To be done:
Copy every line of the entries that includes the word "Fine".

Stored records:

+-------+

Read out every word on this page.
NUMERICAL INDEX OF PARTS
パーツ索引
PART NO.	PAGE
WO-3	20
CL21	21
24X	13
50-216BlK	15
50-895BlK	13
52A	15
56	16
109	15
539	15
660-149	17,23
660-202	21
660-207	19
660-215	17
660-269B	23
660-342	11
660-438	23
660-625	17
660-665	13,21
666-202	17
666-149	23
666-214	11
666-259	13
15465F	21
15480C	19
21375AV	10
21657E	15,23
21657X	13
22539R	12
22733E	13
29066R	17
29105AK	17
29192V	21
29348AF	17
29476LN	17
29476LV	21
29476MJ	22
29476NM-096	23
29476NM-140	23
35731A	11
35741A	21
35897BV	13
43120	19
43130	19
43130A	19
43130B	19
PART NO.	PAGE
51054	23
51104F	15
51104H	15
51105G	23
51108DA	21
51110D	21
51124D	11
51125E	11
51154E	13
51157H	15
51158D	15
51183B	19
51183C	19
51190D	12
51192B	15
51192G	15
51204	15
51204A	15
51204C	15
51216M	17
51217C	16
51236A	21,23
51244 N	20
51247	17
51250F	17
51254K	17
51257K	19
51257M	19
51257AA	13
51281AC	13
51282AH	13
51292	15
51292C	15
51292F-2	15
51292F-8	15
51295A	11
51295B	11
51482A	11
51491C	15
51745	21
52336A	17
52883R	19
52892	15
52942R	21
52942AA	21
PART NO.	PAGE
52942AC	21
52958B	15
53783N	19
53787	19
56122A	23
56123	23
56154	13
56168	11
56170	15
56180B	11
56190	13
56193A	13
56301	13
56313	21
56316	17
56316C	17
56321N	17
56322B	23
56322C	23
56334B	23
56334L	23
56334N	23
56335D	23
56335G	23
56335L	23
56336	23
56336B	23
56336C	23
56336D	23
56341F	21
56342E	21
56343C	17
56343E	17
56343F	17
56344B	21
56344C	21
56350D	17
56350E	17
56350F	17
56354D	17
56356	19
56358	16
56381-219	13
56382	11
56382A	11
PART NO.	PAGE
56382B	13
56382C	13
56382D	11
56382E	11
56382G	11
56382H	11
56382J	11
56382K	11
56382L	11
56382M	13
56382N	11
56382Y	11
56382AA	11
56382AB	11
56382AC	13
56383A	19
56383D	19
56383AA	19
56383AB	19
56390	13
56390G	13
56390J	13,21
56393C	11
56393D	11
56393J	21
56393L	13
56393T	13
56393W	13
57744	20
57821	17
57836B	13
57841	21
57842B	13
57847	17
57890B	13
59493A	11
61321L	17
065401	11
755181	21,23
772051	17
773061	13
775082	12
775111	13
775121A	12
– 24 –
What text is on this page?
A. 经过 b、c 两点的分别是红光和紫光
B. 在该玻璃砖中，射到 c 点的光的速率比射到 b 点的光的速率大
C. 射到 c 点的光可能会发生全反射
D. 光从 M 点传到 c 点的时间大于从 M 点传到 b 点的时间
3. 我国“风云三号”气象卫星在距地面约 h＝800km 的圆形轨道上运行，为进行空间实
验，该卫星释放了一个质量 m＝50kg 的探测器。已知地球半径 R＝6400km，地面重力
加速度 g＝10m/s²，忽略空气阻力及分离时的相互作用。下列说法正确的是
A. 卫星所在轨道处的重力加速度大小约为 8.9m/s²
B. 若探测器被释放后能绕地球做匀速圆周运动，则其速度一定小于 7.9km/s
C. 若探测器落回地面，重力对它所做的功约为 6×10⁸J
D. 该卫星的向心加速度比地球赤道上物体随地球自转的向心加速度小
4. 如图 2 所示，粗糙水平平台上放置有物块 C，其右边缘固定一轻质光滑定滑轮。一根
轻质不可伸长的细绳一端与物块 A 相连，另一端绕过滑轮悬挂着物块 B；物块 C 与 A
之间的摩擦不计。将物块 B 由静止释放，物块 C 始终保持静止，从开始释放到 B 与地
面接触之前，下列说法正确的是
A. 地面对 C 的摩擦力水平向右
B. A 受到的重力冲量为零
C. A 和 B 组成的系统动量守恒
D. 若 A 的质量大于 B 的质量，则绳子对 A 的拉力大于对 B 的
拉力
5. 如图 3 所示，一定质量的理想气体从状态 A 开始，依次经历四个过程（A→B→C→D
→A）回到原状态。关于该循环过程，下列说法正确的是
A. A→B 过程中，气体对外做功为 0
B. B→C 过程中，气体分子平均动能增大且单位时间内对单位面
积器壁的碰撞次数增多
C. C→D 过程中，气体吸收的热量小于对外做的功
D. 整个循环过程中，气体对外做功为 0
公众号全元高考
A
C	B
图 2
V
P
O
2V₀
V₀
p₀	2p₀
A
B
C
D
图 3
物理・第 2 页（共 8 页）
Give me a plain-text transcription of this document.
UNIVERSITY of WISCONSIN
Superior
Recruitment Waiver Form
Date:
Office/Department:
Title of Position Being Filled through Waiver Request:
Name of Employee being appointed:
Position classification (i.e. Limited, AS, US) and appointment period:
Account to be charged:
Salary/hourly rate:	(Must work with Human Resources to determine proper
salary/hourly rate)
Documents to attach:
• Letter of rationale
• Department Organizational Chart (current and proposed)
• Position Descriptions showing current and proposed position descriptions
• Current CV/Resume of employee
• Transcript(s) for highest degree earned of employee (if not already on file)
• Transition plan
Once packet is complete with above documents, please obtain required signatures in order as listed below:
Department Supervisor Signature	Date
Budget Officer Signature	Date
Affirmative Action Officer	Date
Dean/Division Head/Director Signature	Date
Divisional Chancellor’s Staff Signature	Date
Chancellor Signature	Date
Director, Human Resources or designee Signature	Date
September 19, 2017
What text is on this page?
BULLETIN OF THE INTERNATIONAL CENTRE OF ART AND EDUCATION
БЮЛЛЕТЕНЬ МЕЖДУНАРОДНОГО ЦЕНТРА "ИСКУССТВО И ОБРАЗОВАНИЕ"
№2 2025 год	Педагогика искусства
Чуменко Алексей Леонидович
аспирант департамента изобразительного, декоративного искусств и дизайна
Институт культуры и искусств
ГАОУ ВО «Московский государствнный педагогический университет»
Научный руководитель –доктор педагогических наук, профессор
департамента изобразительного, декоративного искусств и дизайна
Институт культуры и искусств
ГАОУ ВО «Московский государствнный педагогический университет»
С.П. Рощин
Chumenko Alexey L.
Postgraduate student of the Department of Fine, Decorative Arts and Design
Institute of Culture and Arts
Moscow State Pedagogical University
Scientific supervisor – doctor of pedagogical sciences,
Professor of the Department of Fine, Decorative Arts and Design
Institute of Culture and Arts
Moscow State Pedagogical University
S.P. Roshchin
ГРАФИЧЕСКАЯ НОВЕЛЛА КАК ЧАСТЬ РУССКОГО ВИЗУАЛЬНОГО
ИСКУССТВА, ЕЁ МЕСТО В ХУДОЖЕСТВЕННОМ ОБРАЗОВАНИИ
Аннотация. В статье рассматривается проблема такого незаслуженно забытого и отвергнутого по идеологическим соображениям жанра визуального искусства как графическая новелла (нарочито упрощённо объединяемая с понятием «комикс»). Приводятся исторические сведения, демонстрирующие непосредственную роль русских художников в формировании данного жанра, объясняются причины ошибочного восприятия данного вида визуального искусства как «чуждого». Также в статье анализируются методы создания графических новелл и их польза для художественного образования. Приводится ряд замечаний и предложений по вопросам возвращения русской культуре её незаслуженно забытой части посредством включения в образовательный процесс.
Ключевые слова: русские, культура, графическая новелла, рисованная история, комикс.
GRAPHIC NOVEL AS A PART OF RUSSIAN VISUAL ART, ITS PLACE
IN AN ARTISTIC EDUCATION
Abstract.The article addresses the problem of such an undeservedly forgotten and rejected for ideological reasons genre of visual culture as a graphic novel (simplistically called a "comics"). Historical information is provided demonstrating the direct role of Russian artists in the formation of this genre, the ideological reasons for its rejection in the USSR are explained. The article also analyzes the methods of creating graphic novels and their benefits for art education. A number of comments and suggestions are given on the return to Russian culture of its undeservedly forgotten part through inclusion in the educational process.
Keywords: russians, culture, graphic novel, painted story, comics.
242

+-------+

Solution to this exercise:
Postgraduate student of the Department of Fine, Decorative Arts and Design
Professor of the Department of Fine, Decorative Arts and Design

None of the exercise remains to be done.